Exercise directions:
From the listing below, extract every line in which the word "предпринимательства" appears.

══════════

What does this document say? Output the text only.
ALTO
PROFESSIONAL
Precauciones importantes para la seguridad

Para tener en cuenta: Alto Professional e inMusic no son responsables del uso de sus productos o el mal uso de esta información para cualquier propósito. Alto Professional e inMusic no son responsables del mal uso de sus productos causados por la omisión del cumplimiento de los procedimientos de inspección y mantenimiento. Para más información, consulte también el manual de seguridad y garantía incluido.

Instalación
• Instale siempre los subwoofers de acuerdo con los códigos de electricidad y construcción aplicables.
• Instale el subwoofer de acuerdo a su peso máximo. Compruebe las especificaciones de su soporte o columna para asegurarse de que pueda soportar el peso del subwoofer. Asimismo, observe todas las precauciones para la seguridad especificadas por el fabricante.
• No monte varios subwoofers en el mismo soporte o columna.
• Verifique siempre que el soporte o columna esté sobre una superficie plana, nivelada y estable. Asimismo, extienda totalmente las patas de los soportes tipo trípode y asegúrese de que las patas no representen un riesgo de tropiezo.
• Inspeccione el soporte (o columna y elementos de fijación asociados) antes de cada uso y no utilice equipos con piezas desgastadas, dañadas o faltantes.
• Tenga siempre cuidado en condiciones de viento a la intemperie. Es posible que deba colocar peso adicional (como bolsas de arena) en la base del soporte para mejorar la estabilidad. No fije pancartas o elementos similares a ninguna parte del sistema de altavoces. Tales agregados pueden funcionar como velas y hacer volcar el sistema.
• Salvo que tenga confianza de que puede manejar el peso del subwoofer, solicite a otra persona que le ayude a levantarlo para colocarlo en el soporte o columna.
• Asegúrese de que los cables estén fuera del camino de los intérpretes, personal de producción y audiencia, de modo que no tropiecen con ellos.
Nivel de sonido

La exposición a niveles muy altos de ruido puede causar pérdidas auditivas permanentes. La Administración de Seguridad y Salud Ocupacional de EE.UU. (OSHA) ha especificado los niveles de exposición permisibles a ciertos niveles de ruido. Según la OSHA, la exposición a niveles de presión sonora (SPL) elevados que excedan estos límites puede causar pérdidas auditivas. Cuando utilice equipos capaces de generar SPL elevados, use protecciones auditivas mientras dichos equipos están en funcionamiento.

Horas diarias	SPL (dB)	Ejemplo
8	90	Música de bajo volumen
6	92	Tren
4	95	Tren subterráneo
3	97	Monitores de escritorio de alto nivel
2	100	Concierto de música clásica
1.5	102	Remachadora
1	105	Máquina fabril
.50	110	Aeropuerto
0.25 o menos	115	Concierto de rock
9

══════════

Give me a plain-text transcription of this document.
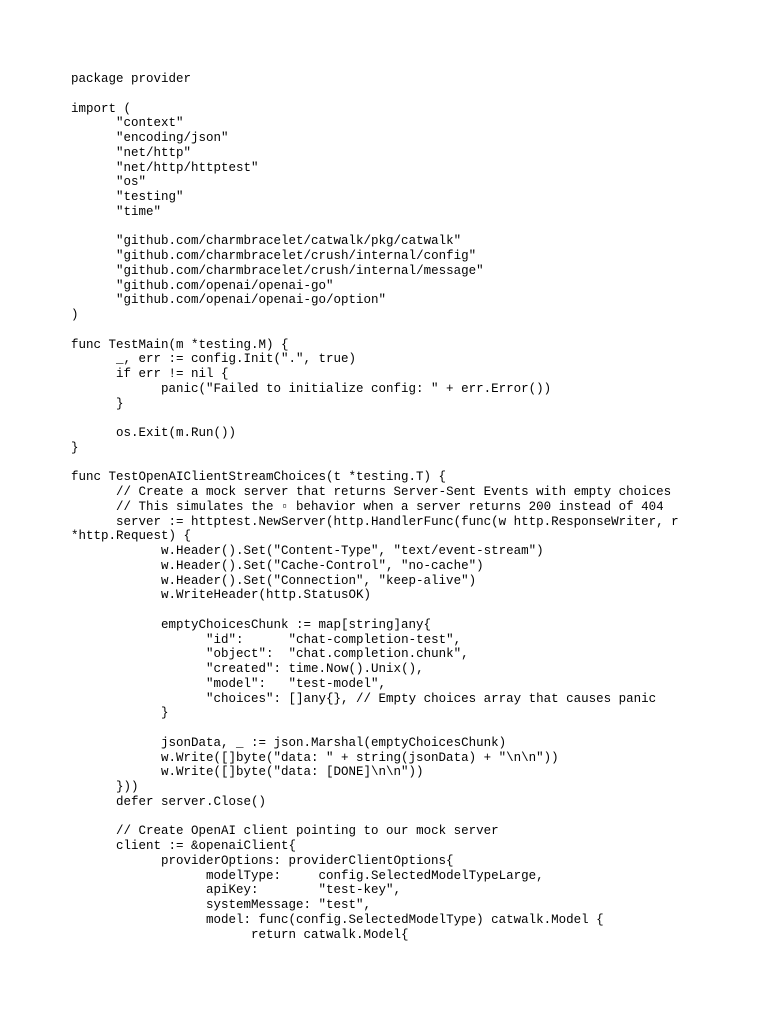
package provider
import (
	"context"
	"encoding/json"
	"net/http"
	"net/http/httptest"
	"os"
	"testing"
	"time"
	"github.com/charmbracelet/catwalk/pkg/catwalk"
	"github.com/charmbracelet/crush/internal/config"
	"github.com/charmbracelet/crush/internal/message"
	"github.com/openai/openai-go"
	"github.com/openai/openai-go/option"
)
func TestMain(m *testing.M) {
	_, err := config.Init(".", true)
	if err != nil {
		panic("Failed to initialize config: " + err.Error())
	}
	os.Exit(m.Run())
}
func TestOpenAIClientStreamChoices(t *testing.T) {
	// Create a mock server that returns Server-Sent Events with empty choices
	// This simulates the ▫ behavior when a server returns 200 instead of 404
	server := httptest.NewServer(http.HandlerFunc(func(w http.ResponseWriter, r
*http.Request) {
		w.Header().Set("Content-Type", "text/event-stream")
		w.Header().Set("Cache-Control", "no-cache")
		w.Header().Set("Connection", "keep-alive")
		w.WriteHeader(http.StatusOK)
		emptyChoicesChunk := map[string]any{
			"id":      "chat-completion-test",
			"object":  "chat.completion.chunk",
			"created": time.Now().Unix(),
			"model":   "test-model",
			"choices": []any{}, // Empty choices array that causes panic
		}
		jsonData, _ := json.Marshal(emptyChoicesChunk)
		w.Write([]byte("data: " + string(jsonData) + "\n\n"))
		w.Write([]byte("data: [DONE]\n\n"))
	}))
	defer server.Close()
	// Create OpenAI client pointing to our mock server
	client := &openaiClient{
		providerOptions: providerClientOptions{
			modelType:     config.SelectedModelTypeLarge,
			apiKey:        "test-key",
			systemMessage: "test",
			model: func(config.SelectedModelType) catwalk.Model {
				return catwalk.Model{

══════════

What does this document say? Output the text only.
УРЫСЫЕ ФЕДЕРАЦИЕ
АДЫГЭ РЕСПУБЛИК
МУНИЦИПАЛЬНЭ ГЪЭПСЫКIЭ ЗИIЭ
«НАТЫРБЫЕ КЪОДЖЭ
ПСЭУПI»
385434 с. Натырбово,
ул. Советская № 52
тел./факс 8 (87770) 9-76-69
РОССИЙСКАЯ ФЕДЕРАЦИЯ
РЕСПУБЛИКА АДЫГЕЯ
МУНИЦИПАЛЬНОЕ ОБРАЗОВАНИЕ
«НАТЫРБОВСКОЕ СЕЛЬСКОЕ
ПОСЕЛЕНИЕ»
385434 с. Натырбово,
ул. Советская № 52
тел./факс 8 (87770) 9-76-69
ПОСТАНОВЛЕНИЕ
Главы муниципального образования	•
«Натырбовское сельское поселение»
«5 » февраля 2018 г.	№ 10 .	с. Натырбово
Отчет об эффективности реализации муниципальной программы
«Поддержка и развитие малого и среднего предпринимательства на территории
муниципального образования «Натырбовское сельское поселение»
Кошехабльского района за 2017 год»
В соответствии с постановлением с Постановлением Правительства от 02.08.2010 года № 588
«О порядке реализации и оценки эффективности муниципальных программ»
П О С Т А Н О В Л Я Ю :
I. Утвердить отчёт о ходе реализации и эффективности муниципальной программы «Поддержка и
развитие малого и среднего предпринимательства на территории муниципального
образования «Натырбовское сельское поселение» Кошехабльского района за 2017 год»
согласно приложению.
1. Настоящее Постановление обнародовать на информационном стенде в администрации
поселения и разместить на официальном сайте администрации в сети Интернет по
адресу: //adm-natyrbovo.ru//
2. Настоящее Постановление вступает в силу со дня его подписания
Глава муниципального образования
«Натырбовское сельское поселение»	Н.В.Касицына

══════════

Final result:
«Поддержка и развитие малого и среднего предпринимательства на территории
развитие малого и среднего предпринимательства на территории муниципального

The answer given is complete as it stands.